→ **TASK DESCRIPTION**: Extract from the listing each line in which the word "Kutub" appears.
• • •
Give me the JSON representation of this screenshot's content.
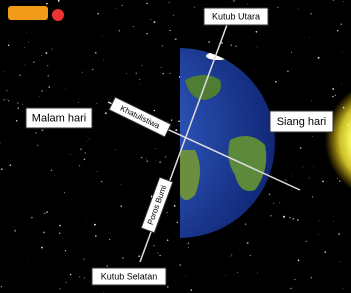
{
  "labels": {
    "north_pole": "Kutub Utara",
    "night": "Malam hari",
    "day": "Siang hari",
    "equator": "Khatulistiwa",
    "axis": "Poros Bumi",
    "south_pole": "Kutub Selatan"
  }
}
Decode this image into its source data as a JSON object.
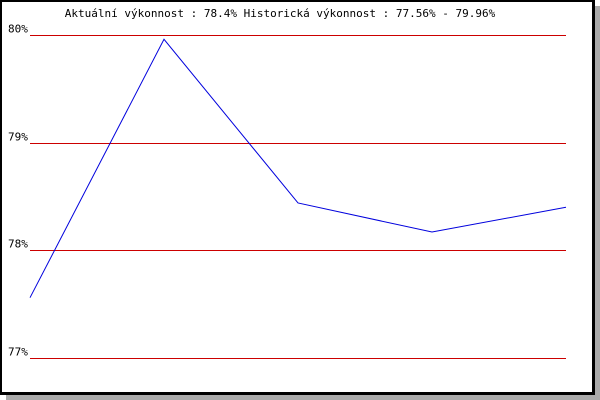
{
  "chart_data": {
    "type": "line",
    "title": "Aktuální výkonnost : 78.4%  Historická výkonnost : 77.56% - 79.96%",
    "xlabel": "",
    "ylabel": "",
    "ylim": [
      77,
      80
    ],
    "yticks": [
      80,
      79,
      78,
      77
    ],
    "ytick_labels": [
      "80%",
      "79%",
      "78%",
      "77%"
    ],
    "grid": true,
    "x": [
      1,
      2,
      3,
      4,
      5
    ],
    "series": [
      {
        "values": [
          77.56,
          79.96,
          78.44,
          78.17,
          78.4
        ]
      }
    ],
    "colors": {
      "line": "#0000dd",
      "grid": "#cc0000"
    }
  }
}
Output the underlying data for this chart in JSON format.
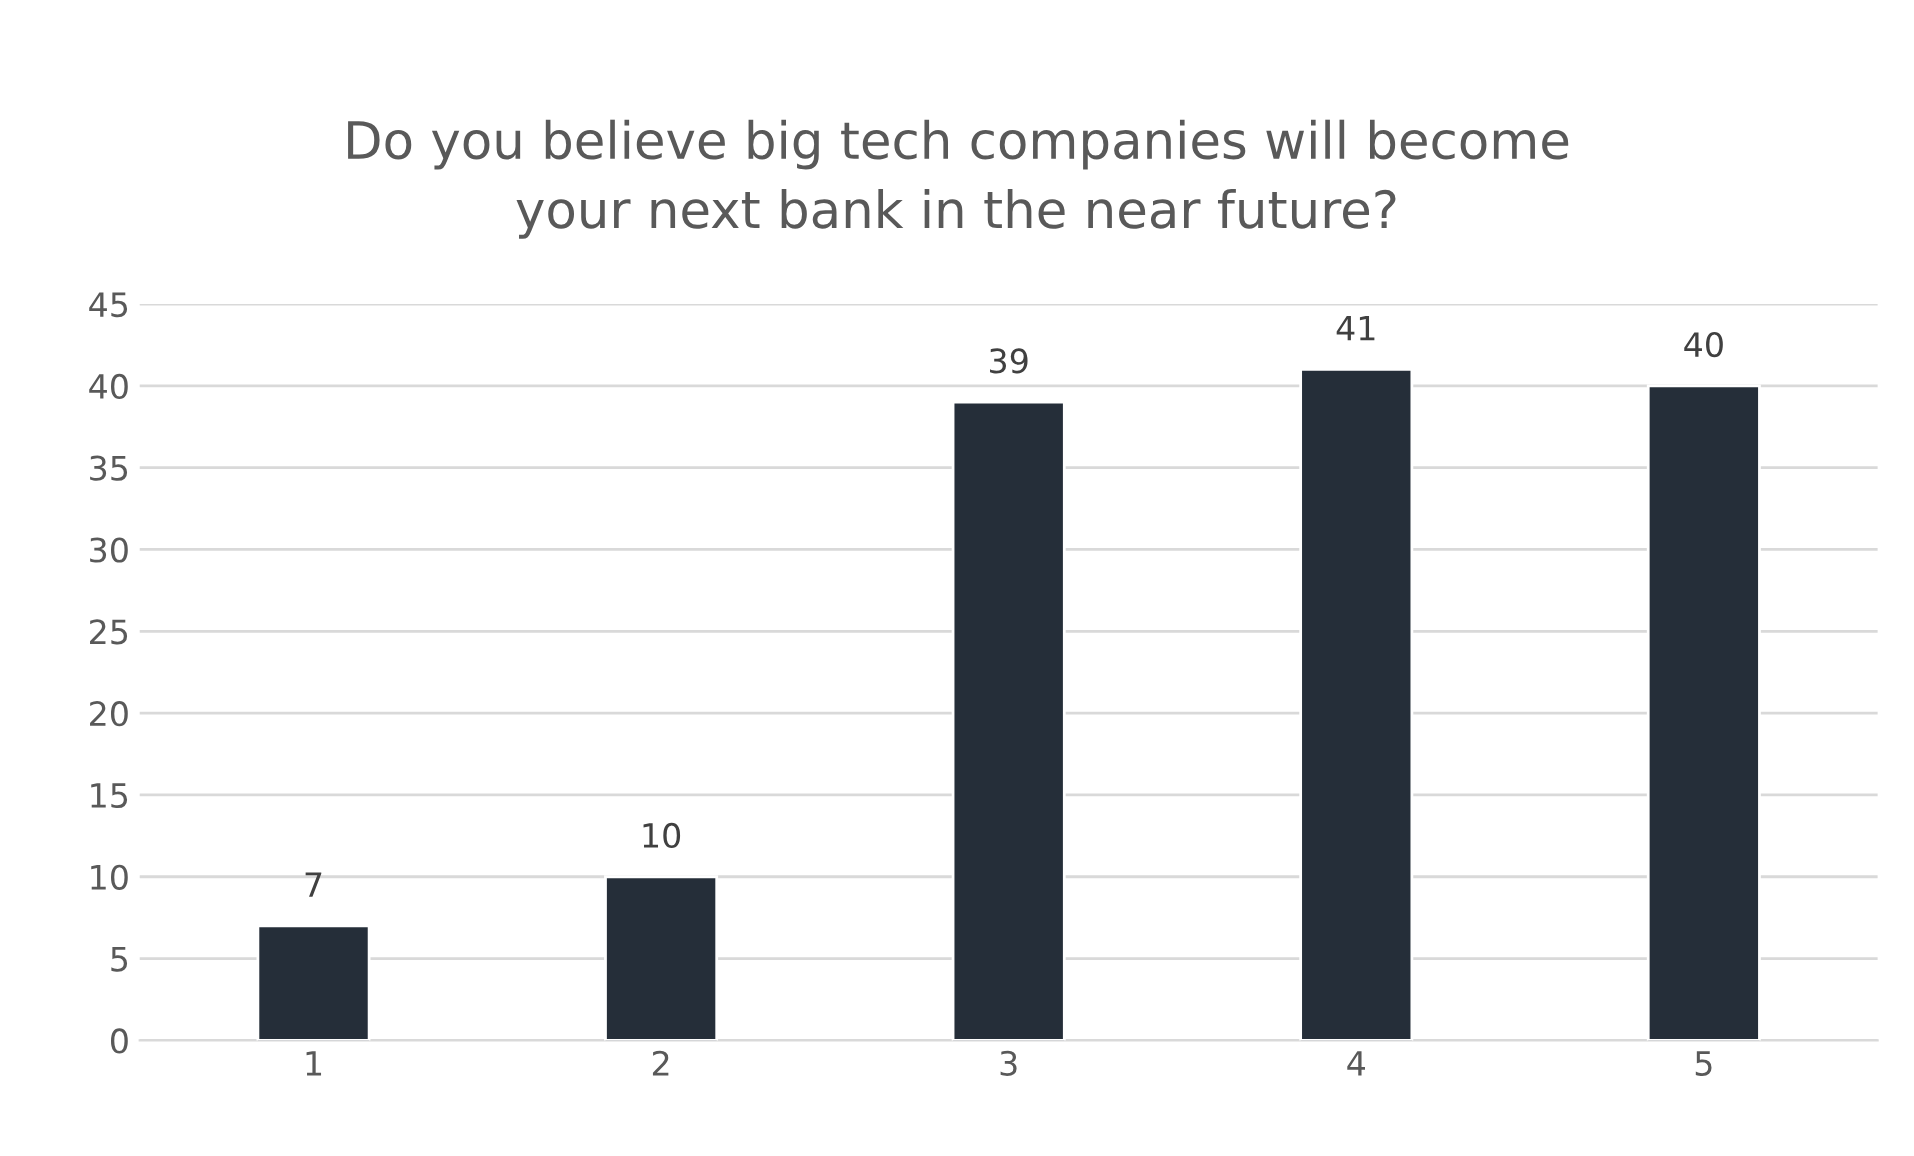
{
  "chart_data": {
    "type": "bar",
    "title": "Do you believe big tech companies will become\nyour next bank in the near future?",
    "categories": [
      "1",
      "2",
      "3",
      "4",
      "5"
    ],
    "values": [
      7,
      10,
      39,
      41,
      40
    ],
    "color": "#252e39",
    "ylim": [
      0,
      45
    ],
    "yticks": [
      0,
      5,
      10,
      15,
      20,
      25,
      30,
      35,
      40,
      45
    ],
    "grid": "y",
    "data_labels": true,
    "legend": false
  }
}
• • •
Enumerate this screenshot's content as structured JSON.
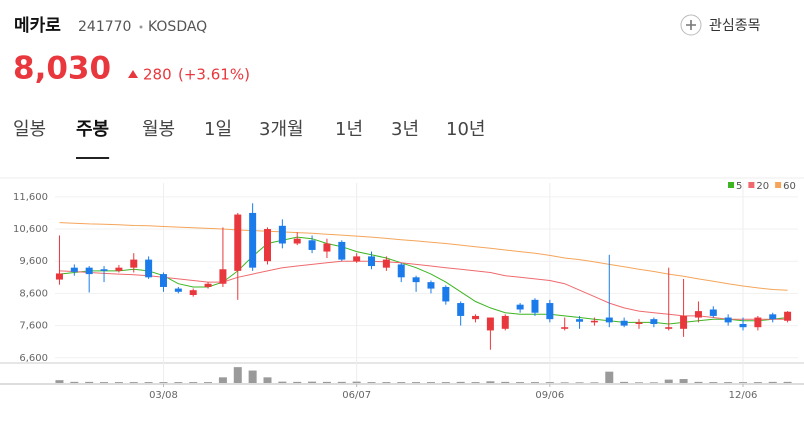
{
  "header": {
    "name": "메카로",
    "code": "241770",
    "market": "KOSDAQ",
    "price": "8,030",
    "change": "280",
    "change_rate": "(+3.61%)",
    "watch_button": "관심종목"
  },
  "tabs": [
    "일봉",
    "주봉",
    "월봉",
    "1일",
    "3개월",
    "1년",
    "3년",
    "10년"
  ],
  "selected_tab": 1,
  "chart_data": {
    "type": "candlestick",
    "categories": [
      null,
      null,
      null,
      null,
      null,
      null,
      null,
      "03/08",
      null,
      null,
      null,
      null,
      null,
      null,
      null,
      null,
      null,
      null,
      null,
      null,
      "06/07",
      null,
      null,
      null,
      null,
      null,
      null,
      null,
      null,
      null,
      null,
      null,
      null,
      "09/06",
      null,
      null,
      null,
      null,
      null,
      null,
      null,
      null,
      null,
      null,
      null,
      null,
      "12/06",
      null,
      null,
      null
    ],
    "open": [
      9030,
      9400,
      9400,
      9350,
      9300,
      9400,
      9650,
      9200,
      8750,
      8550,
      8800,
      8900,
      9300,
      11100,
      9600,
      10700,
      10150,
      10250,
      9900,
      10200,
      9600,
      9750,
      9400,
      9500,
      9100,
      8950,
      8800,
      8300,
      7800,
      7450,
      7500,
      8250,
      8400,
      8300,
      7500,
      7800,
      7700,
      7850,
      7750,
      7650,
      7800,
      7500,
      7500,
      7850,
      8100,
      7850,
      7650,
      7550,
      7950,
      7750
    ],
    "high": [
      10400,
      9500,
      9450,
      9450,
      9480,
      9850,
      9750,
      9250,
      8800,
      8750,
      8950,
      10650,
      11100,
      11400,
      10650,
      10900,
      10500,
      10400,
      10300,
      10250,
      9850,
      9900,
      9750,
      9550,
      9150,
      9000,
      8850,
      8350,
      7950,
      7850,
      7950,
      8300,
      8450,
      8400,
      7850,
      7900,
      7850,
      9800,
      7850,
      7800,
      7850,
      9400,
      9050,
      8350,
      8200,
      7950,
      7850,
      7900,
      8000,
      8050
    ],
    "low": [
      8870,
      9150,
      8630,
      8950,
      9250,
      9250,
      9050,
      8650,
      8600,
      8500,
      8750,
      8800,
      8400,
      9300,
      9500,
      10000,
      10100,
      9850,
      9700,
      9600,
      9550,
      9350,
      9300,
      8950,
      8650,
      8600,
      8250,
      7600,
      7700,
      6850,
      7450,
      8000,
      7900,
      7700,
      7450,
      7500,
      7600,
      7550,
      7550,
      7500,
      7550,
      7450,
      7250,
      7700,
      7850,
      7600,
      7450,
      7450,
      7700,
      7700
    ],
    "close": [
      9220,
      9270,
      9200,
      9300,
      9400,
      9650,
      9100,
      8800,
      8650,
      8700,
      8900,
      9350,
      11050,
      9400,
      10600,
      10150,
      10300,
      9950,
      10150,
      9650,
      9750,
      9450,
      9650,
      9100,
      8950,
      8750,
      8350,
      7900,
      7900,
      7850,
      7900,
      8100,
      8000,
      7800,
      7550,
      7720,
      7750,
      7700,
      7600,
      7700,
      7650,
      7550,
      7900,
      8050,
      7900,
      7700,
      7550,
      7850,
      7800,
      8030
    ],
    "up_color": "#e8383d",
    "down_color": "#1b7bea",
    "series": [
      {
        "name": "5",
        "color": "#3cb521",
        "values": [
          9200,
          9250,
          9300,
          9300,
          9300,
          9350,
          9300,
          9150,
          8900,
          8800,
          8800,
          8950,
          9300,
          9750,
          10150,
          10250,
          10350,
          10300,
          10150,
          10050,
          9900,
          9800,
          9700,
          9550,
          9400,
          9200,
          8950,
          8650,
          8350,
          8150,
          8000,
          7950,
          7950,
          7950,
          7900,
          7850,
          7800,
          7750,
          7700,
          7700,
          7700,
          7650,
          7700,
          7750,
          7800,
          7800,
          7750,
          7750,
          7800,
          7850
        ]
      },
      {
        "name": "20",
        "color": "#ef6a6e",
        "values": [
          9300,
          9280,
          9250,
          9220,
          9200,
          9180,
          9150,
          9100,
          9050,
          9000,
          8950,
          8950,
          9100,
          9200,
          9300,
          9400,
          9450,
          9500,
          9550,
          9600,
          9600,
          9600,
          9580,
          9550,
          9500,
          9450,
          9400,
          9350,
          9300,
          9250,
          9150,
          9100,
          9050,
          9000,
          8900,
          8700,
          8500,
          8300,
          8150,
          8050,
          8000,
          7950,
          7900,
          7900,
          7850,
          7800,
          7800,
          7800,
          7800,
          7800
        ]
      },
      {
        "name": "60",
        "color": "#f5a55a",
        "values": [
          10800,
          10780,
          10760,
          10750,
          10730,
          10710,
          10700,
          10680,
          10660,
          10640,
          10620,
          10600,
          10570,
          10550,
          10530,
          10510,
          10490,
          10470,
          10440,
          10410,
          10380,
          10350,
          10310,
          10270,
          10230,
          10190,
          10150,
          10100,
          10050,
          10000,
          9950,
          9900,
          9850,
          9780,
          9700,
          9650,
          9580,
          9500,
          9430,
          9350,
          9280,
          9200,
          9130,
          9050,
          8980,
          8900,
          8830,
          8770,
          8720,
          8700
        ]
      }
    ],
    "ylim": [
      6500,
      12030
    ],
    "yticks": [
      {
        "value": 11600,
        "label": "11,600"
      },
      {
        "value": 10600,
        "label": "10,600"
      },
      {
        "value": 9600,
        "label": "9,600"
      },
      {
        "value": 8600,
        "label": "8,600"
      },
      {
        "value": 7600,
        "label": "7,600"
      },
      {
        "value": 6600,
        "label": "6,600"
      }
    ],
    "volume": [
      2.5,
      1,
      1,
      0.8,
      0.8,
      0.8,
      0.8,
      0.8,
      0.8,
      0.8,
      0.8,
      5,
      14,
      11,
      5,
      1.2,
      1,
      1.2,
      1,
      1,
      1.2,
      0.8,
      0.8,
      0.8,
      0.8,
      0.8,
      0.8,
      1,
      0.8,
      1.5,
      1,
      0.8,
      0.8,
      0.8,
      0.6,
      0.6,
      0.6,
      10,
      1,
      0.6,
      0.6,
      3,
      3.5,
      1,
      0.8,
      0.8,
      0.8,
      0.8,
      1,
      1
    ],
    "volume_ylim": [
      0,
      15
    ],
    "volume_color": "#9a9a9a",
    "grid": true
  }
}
• • •
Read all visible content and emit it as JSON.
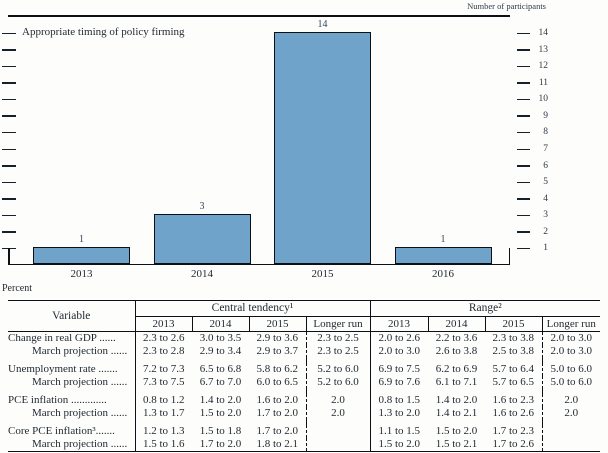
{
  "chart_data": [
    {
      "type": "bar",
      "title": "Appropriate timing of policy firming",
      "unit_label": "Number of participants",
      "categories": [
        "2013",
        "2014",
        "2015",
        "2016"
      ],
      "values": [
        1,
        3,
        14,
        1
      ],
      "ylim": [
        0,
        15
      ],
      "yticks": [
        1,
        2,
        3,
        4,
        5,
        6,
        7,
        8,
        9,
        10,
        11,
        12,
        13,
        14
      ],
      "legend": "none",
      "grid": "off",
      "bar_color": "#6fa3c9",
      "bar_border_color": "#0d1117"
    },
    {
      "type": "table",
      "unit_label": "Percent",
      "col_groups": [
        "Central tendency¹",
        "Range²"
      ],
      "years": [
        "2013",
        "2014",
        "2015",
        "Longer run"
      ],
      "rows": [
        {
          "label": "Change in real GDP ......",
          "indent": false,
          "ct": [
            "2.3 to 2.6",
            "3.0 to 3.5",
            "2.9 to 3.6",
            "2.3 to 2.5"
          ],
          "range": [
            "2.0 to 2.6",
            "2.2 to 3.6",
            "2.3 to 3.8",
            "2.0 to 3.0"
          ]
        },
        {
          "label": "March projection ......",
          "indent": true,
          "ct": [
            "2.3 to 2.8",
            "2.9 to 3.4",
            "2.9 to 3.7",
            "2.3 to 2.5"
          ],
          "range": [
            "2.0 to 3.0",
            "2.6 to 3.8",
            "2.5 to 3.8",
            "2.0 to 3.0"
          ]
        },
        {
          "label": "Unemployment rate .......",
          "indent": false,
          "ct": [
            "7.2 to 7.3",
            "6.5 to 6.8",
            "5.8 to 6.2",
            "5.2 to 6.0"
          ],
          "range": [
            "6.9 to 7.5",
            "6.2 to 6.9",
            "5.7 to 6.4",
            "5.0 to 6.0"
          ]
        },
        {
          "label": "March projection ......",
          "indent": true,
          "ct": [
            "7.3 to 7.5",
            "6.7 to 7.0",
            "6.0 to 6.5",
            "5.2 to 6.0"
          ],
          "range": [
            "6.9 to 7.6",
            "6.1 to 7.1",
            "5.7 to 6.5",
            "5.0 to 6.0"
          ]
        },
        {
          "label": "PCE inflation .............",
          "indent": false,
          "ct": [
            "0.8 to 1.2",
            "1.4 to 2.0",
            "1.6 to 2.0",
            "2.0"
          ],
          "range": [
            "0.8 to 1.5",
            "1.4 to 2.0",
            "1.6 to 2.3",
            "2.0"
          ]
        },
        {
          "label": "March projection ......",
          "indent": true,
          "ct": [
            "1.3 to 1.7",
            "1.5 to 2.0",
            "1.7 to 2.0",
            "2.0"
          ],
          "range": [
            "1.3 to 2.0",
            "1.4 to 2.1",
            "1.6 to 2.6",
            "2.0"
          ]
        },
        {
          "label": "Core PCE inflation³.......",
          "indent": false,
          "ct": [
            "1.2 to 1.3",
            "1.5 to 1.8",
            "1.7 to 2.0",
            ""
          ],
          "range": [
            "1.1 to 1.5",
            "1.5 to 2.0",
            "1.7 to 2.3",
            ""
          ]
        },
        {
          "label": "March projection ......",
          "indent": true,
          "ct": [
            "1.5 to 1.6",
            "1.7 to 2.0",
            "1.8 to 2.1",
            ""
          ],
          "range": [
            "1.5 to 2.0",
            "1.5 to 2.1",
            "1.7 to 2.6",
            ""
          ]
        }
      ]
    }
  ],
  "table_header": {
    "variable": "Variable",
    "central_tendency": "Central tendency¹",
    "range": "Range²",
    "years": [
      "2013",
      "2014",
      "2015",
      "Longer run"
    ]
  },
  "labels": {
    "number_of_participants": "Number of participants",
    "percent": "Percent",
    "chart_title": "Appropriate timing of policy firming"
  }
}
• • •
→ **PROBLEM SOLUTION**:
    "north_pole": "Kutub Utara",
    "south_pole": "Kutub Selatan"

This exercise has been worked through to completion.